__What needs to be done__:
Copy out the listing that follows exactly, dropping every picture.

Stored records
::::

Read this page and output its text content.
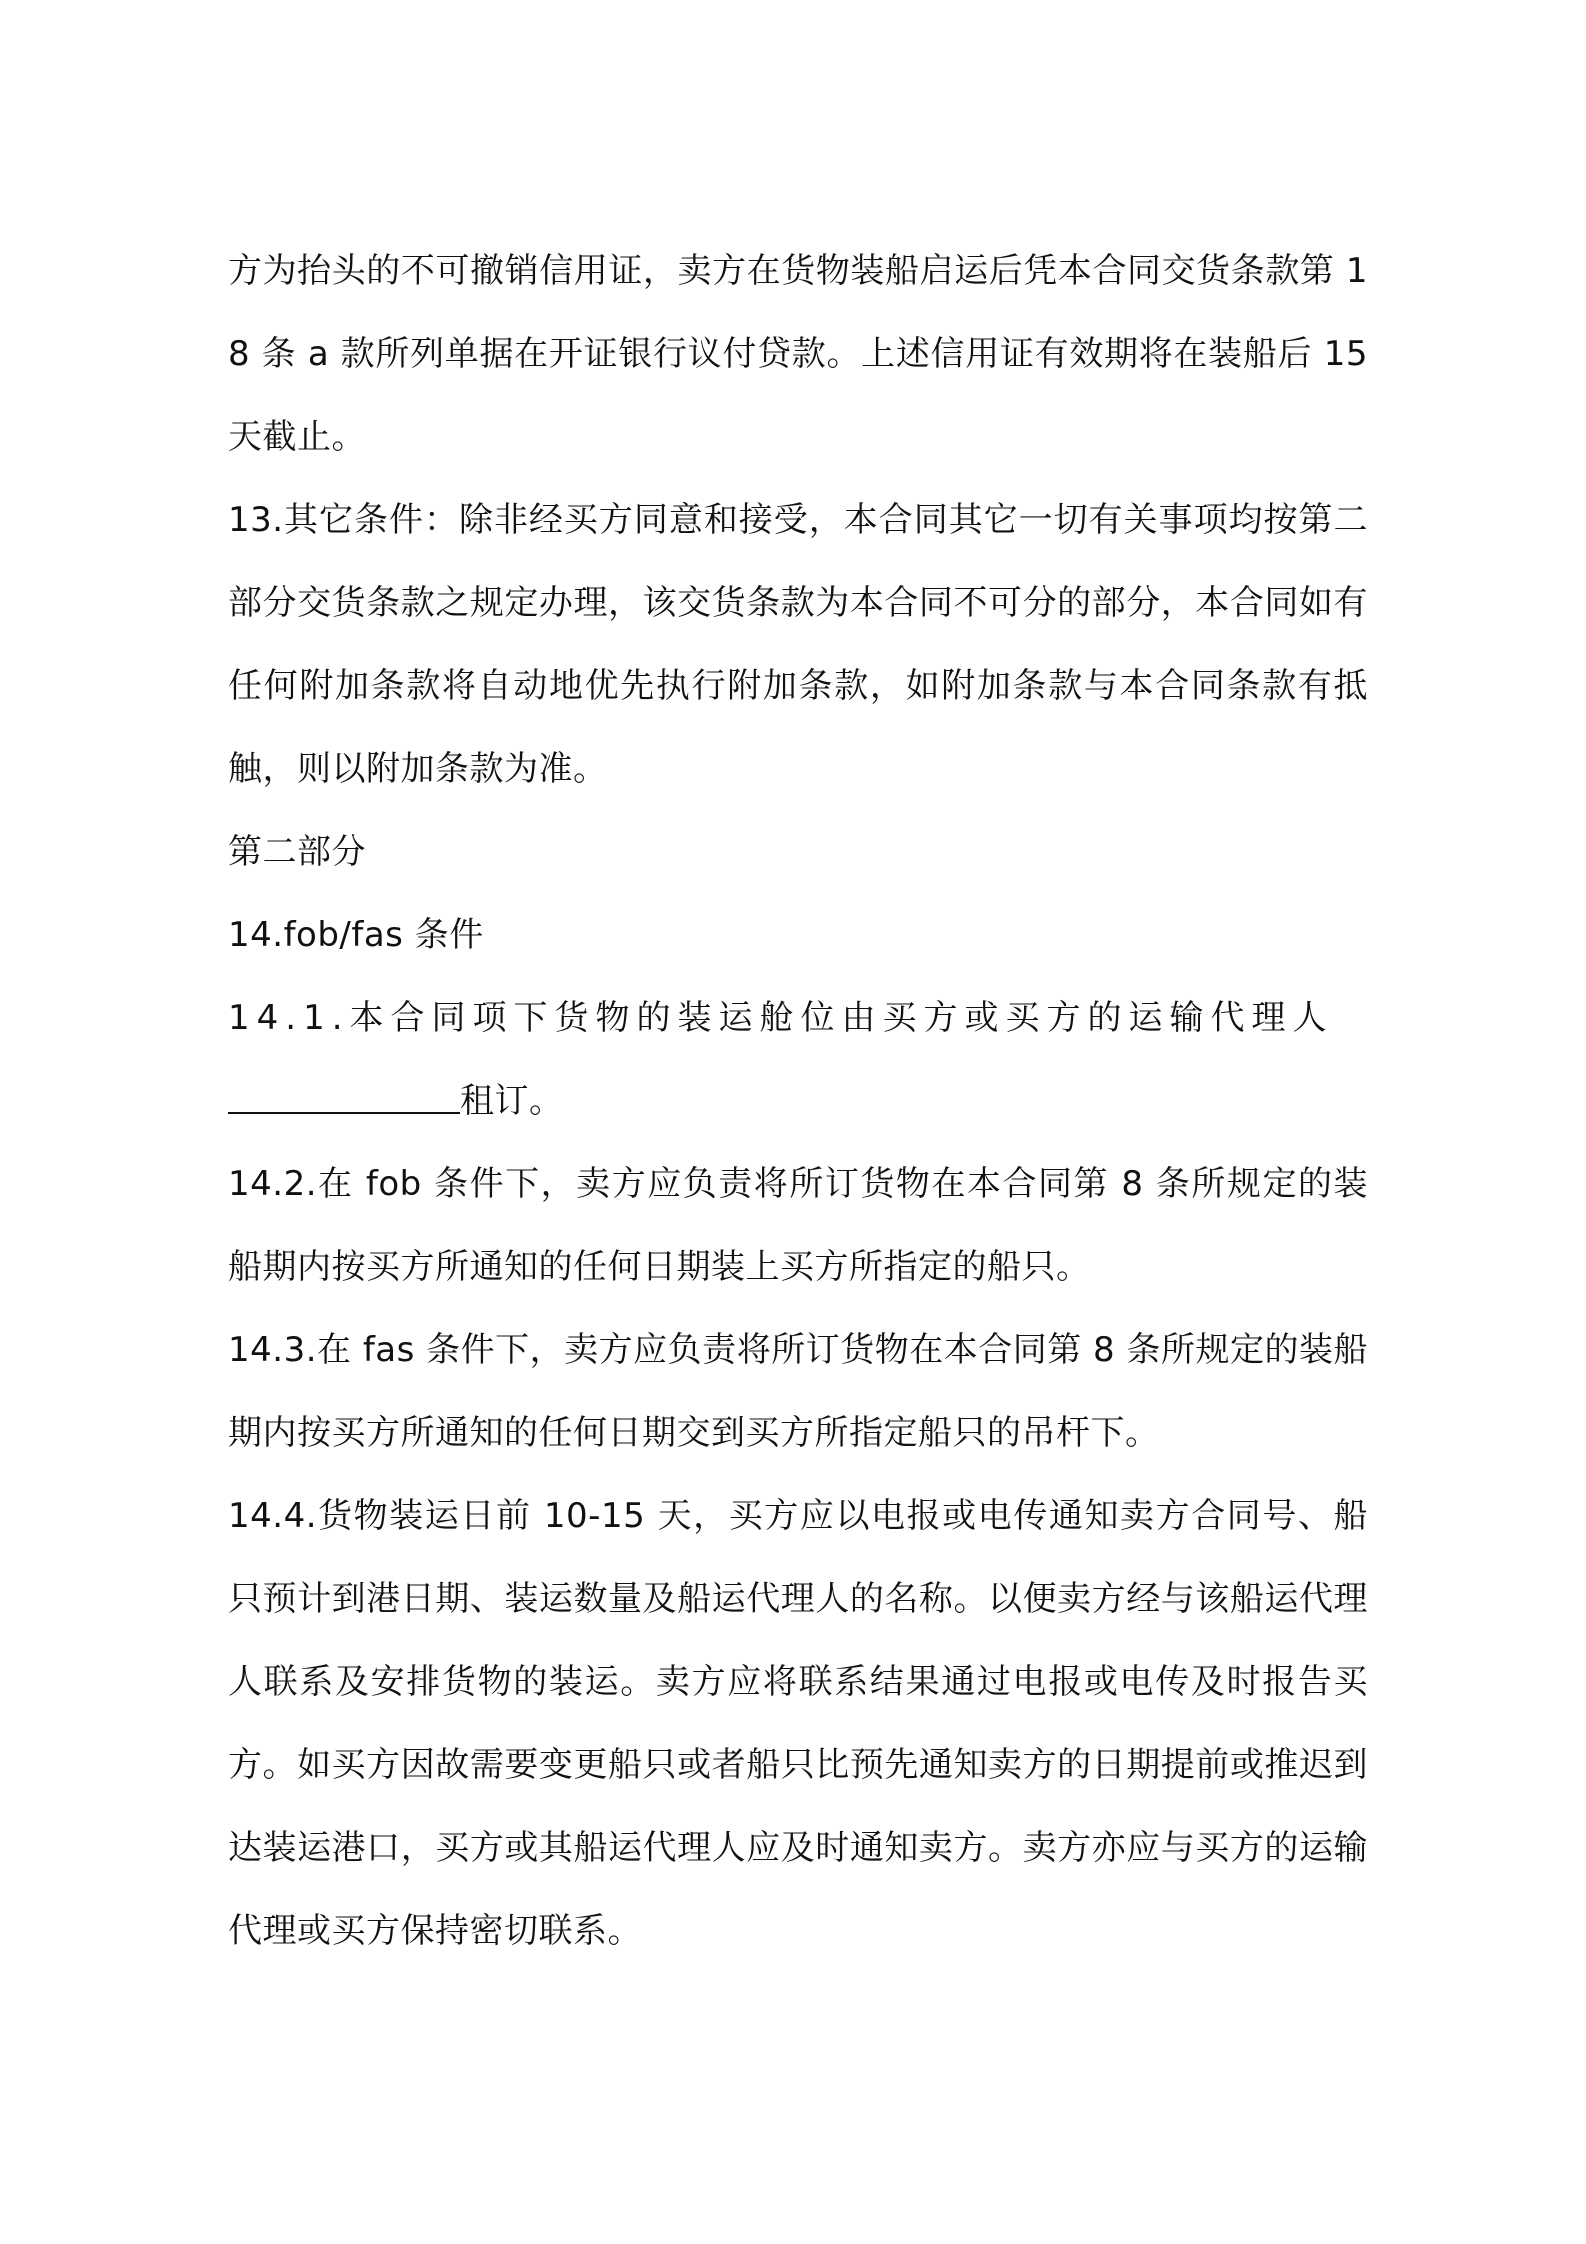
方为抬头的不可撤销信用证，卖方在货物装船启运后凭本合同交货条款第 18 条 a 款所列单据在开证银行议付贷款。上述信用证有效期将在装船后 15 天截止。

13.其它条件：除非经买方同意和接受，本合同其它一切有关事项均按第二部分交货条款之规定办理，该交货条款为本合同不可分的部分，本合同如有任何附加条款将自动地优先执行附加条款，如附加条款与本合同条款有抵触，则以附加条款为准。

第二部分

14.fob/fas 条件

14.1.本合同项下货物的装运舱位由买方或买方的运输代理人

租订。

14.2.在 fob 条件下，卖方应负责将所订货物在本合同第 8 条所规定的装船期内按买方所通知的任何日期装上买方所指定的船只。

14.3.在 fas 条件下，卖方应负责将所订货物在本合同第 8 条所规定的装船期内按买方所通知的任何日期交到买方所指定船只的吊杆下。

14.4.货物装运日前 10-15 天，买方应以电报或电传通知卖方合同号、船只预计到港日期、装运数量及船运代理人的名称。以便卖方经与该船运代理人联系及安排货物的装运。卖方应将联系结果通过电报或电传及时报告买方。如买方因故需要变更船只或者船只比预先通知卖方的日期提前或推迟到达装运港口，买方或其船运代理人应及时通知卖方。卖方亦应与买方的运输代理或买方保持密切联系。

::::

__Output below__:
Read this page and output its text content.
方为抬头的不可撤销信用证，卖方在货物装船启运后凭本合同交货条款第 18 条 a 款所列单据在开证银行议付贷款。上述信用证有效期将在装船后 15 天截止。

13.其它条件：除非经买方同意和接受，本合同其它一切有关事项均按第二部分交货条款之规定办理，该交货条款为本合同不可分的部分，本合同如有任何附加条款将自动地优先执行附加条款，如附加条款与本合同条款有抵触，则以附加条款为准。

第二部分

14.fob/fas 条件

14.1.本合同项下货物的装运舱位由买方或买方的运输代理人

租订。

14.2.在 fob 条件下，卖方应负责将所订货物在本合同第 8 条所规定的装船期内按买方所通知的任何日期装上买方所指定的船只。

14.3.在 fas 条件下，卖方应负责将所订货物在本合同第 8 条所规定的装船期内按买方所通知的任何日期交到买方所指定船只的吊杆下。

14.4.货物装运日前 10-15 天，买方应以电报或电传通知卖方合同号、船只预计到港日期、装运数量及船运代理人的名称。以便卖方经与该船运代理人联系及安排货物的装运。卖方应将联系结果通过电报或电传及时报告买方。如买方因故需要变更船只或者船只比预先通知卖方的日期提前或推迟到达装运港口，买方或其船运代理人应及时通知卖方。卖方亦应与买方的运输代理或买方保持密切联系。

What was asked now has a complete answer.